Set exercise:
Copy out all lines that carry the word "平方分米".

The input:
==*==
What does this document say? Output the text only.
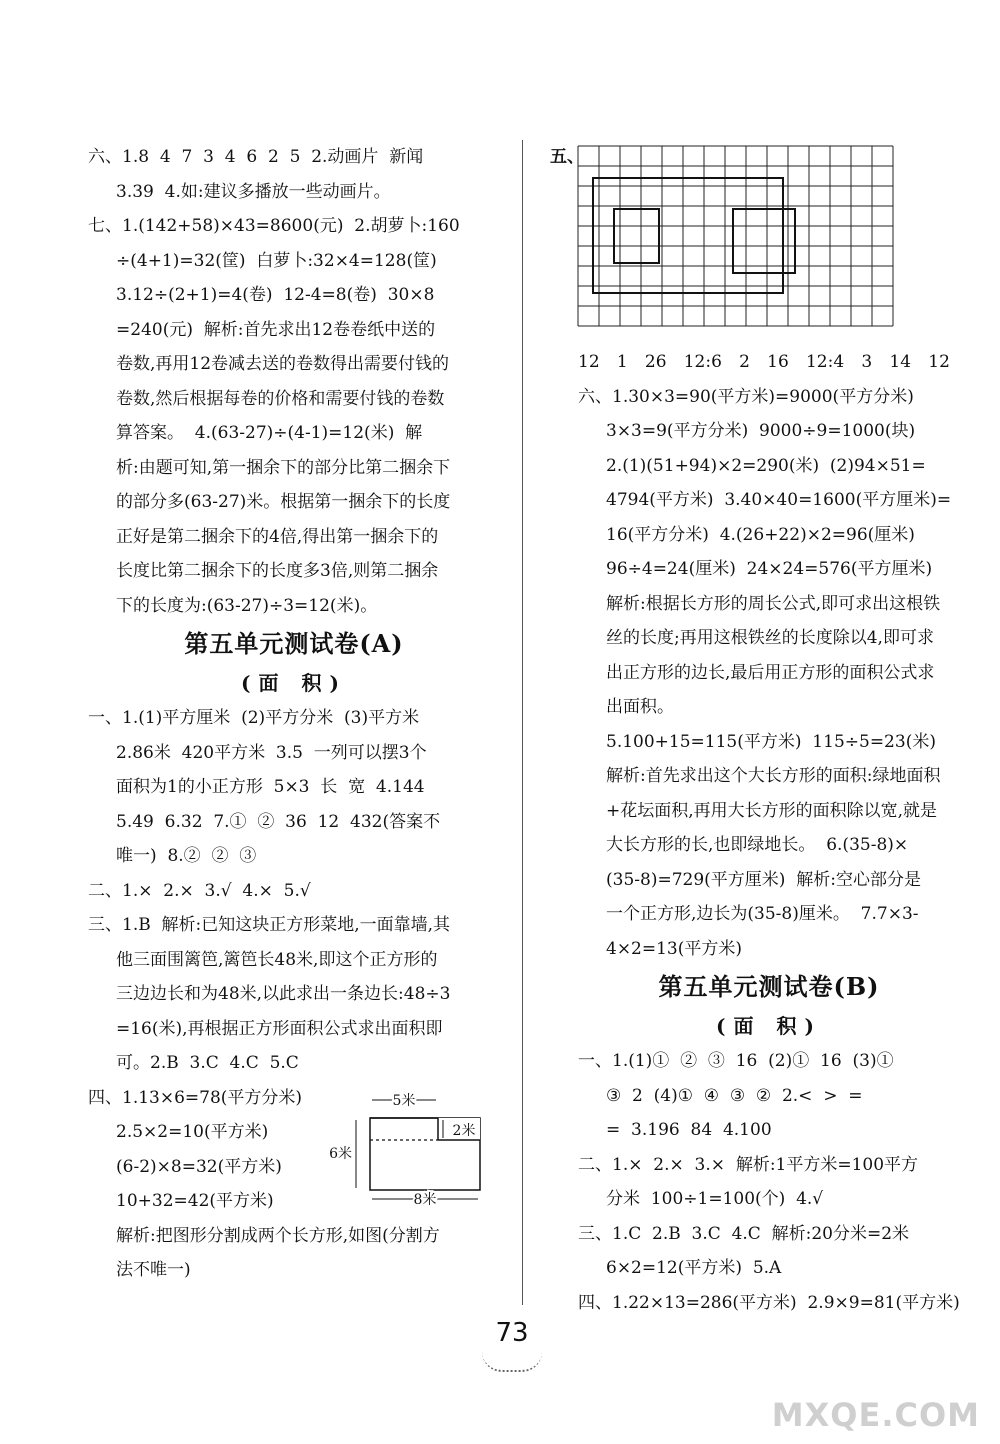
六、1.8  4  7  3  4  6  2  5  2.动画片  新闻
3.39  4.如:建议多播放一些动画片。
七、1.(142+58)×43=8600(元)  2.胡萝卜:160
÷(4+1)=32(筐)  白萝卜:32×4=128(筐)
3.12÷(2+1)=4(卷)  12-4=8(卷)  30×8
=240(元)  解析:首先求出12卷卷纸中送的
卷数,再用12卷减去送的卷数得出需要付钱的
卷数,然后根据每卷的价格和需要付钱的卷数
算答案。  4.(63-27)÷(4-1)=12(米)  解
析:由题可知,第一捆余下的部分比第二捆余下
的部分多(63-27)米。根据第一捆余下的长度
正好是第二捆余下的4倍,得出第一捆余下的
长度比第二捆余下的长度多3倍,则第二捆余
下的长度为:(63-27)÷3=12(米)。
第五单元测试卷(A)
(面 积)
一、1.(1)平方厘米  (2)平方分米  (3)平方米
2.86米  420平方米  3.5  一列可以摆3个
面积为1的小正方形  5×3  长  宽  4.144
5.49  6.32  7.①  ②  36  12  432(答案不
唯一)  8.②  ②  ③
二、1.×  2.×  3.√  4.×  5.√
三、1.B  解析:已知这块正方形菜地,一面靠墙,其
他三面围篱笆,篱笆长48米,即这个正方形的
三边边长和为48米,以此求出一条边长:48÷3
=16(米),再根据正方形面积公式求出面积即
可。2.B  3.C  4.C  5.C
四、1.13×6=78(平方分米)
2.5×2=10(平方米)
(6-2)×8=32(平方米)
10+32=42(平方米)
解析:把图形分割成两个长方形,如图(分割方
法不唯一)
5米
2米
6米
8米
五、
12 1 26 12:6 2 16 12:4 3 14 12
六、1.30×3=90(平方米)=9000(平方分米)
3×3=9(平方分米)  9000÷9=1000(块)
2.(1)(51+94)×2=290(米)  (2)94×51=
4794(平方米)  3.40×40=1600(平方厘米)=
16(平方分米)  4.(26+22)×2=96(厘米)
96÷4=24(厘米)  24×24=576(平方厘米)
解析:根据长方形的周长公式,即可求出这根铁
丝的长度;再用这根铁丝的长度除以4,即可求
出正方形的边长,最后用正方形的面积公式求
出面积。
5.100+15=115(平方米)  115÷5=23(米)
解析:首先求出这个大长方形的面积:绿地面积
+花坛面积,再用大长方形的面积除以宽,就是
大长方形的长,也即绿地长。  6.(35-8)×
(35-8)=729(平方厘米)  解析:空心部分是
一个正方形,边长为(35-8)厘米。  7.7×3-
4×2=13(平方米)
第五单元测试卷(B)
(面 积)
一、1.(1)①  ②  ③  16  (2)①  16  (3)①
③  2  (4)①  ④  ③  ②  2.<  >  =
=  3.196  84  4.100
二、1.×  2.×  3.×  解析:1平方米=100平方
分米  100÷1=100(个)  4.√
三、1.C  2.B  3.C  4.C  解析:20分米=2米
6×2=12(平方米)  5.A
四、1.22×13=286(平方米)  2.9×9=81(平方米)
73
MXQE.COM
==*==
Exercise result:
一、1.(1)平方厘米  (2)平方分米  (3)平方米
四、1.13×6=78(平方分米)
六、1.30×3=90(平方米)=9000(平方分米)
3×3=9(平方分米)  9000÷9=1000(块)
16(平方分米)  4.(26+22)×2=96(厘米)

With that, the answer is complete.